[Prompt] Each entry below is to be printed verbatim.
--- Dataset rows ---
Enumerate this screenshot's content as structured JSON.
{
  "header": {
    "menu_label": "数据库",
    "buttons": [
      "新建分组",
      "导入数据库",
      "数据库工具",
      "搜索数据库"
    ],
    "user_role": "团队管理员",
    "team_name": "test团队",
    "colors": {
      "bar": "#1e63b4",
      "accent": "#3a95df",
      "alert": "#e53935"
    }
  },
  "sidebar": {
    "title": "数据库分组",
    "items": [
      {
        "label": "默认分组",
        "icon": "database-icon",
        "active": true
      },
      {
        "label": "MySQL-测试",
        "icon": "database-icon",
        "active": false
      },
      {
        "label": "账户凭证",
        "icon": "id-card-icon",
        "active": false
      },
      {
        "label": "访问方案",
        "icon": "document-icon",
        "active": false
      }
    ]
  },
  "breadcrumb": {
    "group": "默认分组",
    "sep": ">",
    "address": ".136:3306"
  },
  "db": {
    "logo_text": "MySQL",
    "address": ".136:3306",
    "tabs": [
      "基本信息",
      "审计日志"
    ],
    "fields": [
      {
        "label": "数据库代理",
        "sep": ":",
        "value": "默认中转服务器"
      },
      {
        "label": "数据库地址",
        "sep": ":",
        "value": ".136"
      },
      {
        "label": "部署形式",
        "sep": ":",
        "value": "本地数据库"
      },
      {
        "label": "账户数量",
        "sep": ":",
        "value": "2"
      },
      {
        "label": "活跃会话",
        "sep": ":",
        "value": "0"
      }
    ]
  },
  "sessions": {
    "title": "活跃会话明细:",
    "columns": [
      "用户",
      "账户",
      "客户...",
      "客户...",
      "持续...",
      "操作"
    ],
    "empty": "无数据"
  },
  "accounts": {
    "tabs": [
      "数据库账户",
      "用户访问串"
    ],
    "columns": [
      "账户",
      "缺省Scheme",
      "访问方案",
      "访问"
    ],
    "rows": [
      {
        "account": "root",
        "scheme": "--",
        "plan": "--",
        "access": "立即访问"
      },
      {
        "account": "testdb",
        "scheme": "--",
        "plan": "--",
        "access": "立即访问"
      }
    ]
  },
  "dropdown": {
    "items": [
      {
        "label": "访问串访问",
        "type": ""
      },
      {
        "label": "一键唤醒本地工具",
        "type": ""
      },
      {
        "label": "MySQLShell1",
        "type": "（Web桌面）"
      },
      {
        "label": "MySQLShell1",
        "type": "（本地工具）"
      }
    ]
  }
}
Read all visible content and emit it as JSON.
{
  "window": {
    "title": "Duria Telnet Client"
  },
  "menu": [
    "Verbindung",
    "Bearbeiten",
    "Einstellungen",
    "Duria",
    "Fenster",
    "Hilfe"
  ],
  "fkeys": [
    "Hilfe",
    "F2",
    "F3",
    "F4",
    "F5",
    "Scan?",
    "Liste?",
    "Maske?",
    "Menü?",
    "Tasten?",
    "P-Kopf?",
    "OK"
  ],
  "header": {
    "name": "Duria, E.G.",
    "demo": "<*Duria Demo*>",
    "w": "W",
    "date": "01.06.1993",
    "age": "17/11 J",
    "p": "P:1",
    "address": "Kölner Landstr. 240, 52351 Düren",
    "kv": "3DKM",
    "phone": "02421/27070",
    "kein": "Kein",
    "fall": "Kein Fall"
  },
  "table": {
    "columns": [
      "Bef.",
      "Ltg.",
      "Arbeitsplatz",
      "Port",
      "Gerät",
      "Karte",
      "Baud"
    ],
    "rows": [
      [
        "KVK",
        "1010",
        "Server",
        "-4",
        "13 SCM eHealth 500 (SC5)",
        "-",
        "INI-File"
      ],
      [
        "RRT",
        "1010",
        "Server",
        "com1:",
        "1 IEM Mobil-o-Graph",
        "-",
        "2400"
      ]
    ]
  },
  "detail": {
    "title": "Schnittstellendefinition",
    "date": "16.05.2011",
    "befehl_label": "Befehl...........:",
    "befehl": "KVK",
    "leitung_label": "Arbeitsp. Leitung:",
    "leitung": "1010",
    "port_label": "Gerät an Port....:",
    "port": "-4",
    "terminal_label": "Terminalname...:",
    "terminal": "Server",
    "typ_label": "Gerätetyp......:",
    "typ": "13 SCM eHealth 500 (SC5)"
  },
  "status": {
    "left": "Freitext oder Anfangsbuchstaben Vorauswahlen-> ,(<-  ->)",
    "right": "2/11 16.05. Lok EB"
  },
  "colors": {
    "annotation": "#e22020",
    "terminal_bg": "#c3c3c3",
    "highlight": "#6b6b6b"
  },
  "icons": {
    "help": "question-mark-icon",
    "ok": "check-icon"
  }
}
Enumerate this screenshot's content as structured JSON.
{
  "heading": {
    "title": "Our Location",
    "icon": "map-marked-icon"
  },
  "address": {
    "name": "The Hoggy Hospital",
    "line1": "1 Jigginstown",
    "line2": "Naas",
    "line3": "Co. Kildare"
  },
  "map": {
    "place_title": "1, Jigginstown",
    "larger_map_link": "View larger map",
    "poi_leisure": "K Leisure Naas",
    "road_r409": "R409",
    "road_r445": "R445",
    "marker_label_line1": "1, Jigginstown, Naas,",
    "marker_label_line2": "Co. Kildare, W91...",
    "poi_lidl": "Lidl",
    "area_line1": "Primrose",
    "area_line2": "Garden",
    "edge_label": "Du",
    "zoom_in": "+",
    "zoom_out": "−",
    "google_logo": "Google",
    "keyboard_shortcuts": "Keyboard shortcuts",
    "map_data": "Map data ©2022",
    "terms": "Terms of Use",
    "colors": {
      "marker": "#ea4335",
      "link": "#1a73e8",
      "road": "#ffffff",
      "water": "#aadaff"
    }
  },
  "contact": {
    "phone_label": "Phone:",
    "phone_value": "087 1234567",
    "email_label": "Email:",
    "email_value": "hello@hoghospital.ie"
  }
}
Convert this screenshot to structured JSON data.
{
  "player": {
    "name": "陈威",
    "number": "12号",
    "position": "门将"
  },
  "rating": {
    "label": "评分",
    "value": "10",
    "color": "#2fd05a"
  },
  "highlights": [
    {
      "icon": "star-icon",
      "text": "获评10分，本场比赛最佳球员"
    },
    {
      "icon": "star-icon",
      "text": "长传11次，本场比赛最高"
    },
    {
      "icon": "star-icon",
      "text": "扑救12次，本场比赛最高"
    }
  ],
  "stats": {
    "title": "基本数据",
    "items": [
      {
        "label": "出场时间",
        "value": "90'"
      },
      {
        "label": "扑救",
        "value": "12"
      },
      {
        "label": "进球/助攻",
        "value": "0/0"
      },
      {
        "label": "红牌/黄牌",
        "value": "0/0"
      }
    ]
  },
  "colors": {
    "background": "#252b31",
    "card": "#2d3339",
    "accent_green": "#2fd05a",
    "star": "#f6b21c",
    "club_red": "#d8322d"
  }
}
---
[Solution below]
Enumerate this screenshot's content as structured JSON.
{
  "header": {
    "menu_label": "数据库",
    "buttons": [
      "新建分组",
      "导入数据库",
      "数据库工具",
      "搜索数据库"
    ],
    "user_role": "团队管理员",
    "team_name": "test团队",
    "colors": {
      "bar": "#1e63b4",
      "accent": "#3a95df",
      "alert": "#e53935"
    }
  },
  "sidebar": {
    "title": "数据库分组",
    "items": [
      {
        "label": "默认分组",
        "icon": "database-icon",
        "active": true
      },
      {
        "label": "MySQL-测试",
        "icon": "database-icon",
        "active": false
      },
      {
        "label": "账户凭证",
        "icon": "id-card-icon",
        "active": false
      },
      {
        "label": "访问方案",
        "icon": "document-icon",
        "active": false
      }
    ]
  },
  "breadcrumb": {
    "group": "默认分组",
    "sep": ">",
    "address": ".136:3306"
  },
  "db": {
    "logo_text": "MySQL",
    "address": ".136:3306",
    "tabs": [
      "基本信息",
      "审计日志"
    ],
    "fields": [
      {
        "label": "数据库代理",
        "sep": ":",
        "value": "默认中转服务器"
      },
      {
        "label": "数据库地址",
        "sep": ":",
        "value": ".136"
      },
      {
        "label": "部署形式",
        "sep": ":",
        "value": "本地数据库"
      },
      {
        "label": "账户数量",
        "sep": ":",
        "value": "2"
      },
      {
        "label": "活跃会话",
        "sep": ":",
        "value": "0"
      }
    ]
  },
  "sessions": {
    "title": "活跃会话明细:",
    "columns": [
      "用户",
      "账户",
      "客户...",
      "客户...",
      "持续...",
      "操作"
    ],
    "empty": "无数据"
  },
  "accounts": {
    "tabs": [
      "数据库账户",
      "用户访问串"
    ],
    "columns": [
      "账户",
      "缺省Scheme",
      "访问方案",
      "访问"
    ],
    "rows": [
      {
        "account": "root",
        "scheme": "--",
        "plan": "--",
        "access": "立即访问"
      },
      {
        "account": "testdb",
        "scheme": "--",
        "plan": "--",
        "access": "立即访问"
      }
    ]
  },
  "dropdown": {
    "items": [
      {
        "label": "访问串访问",
        "type": ""
      },
      {
        "label": "一键唤醒本地工具",
        "type": ""
      },
      {
        "label": "MySQLShell1",
        "type": "（Web桌面）"
      },
      {
        "label": "MySQLShell1",
        "type": "（本地工具）"
      }
    ]
  }
}
Read all visible content and emit it as JSON.
{
  "window": {
    "title": "Duria Telnet Client"
  },
  "menu": [
    "Verbindung",
    "Bearbeiten",
    "Einstellungen",
    "Duria",
    "Fenster",
    "Hilfe"
  ],
  "fkeys": [
    "Hilfe",
    "F2",
    "F3",
    "F4",
    "F5",
    "Scan?",
    "Liste?",
    "Maske?",
    "Menü?",
    "Tasten?",
    "P-Kopf?",
    "OK"
  ],
  "header": {
    "name": "Duria, E.G.",
    "demo": "<*Duria Demo*>",
    "w": "W",
    "date": "01.06.1993",
    "age": "17/11 J",
    "p": "P:1",
    "address": "Kölner Landstr. 240, 52351 Düren",
    "kv": "3DKM",
    "phone": "02421/27070",
    "kein": "Kein",
    "fall": "Kein Fall"
  },
  "table": {
    "columns": [
      "Bef.",
      "Ltg.",
      "Arbeitsplatz",
      "Port",
      "Gerät",
      "Karte",
      "Baud"
    ],
    "rows": [
      [
        "KVK",
        "1010",
        "Server",
        "-4",
        "13 SCM eHealth 500 (SC5)",
        "-",
        "INI-File"
      ],
      [
        "RRT",
        "1010",
        "Server",
        "com1:",
        "1 IEM Mobil-o-Graph",
        "-",
        "2400"
      ]
    ]
  },
  "detail": {
    "title": "Schnittstellendefinition",
    "date": "16.05.2011",
    "befehl_label": "Befehl...........:",
    "befehl": "KVK",
    "leitung_label": "Arbeitsp. Leitung:",
    "leitung": "1010",
    "port_label": "Gerät an Port....:",
    "port": "-4",
    "terminal_label": "Terminalname...:",
    "terminal": "Server",
    "typ_label": "Gerätetyp......:",
    "typ": "13 SCM eHealth 500 (SC5)"
  },
  "status": {
    "left": "Freitext oder Anfangsbuchstaben Vorauswahlen-> ,(<-  ->)",
    "right": "2/11 16.05. Lok EB"
  },
  "colors": {
    "annotation": "#e22020",
    "terminal_bg": "#c3c3c3",
    "highlight": "#6b6b6b"
  },
  "icons": {
    "help": "question-mark-icon",
    "ok": "check-icon"
  }
}
Enumerate this screenshot's content as structured JSON.
{
  "heading": {
    "title": "Our Location",
    "icon": "map-marked-icon"
  },
  "address": {
    "name": "The Hoggy Hospital",
    "line1": "1 Jigginstown",
    "line2": "Naas",
    "line3": "Co. Kildare"
  },
  "map": {
    "place_title": "1, Jigginstown",
    "larger_map_link": "View larger map",
    "poi_leisure": "K Leisure Naas",
    "road_r409": "R409",
    "road_r445": "R445",
    "marker_label_line1": "1, Jigginstown, Naas,",
    "marker_label_line2": "Co. Kildare, W91...",
    "poi_lidl": "Lidl",
    "area_line1": "Primrose",
    "area_line2": "Garden",
    "edge_label": "Du",
    "zoom_in": "+",
    "zoom_out": "−",
    "google_logo": "Google",
    "keyboard_shortcuts": "Keyboard shortcuts",
    "map_data": "Map data ©2022",
    "terms": "Terms of Use",
    "colors": {
      "marker": "#ea4335",
      "link": "#1a73e8",
      "road": "#ffffff",
      "water": "#aadaff"
    }
  },
  "contact": {
    "phone_label": "Phone:",
    "phone_value": "087 1234567",
    "email_label": "Email:",
    "email_value": "hello@hoghospital.ie"
  }
}
Convert this screenshot to structured JSON data.
{
  "player": {
    "name": "陈威",
    "number": "12号",
    "position": "门将"
  },
  "rating": {
    "label": "评分",
    "value": "10",
    "color": "#2fd05a"
  },
  "highlights": [
    {
      "icon": "star-icon",
      "text": "获评10分，本场比赛最佳球员"
    },
    {
      "icon": "star-icon",
      "text": "长传11次，本场比赛最高"
    },
    {
      "icon": "star-icon",
      "text": "扑救12次，本场比赛最高"
    }
  ],
  "stats": {
    "title": "基本数据",
    "items": [
      {
        "label": "出场时间",
        "value": "90'"
      },
      {
        "label": "扑救",
        "value": "12"
      },
      {
        "label": "进球/助攻",
        "value": "0/0"
      },
      {
        "label": "红牌/黄牌",
        "value": "0/0"
      }
    ]
  },
  "colors": {
    "background": "#252b31",
    "card": "#2d3339",
    "accent_green": "#2fd05a",
    "star": "#f6b21c",
    "club_red": "#d8322d"
  }
}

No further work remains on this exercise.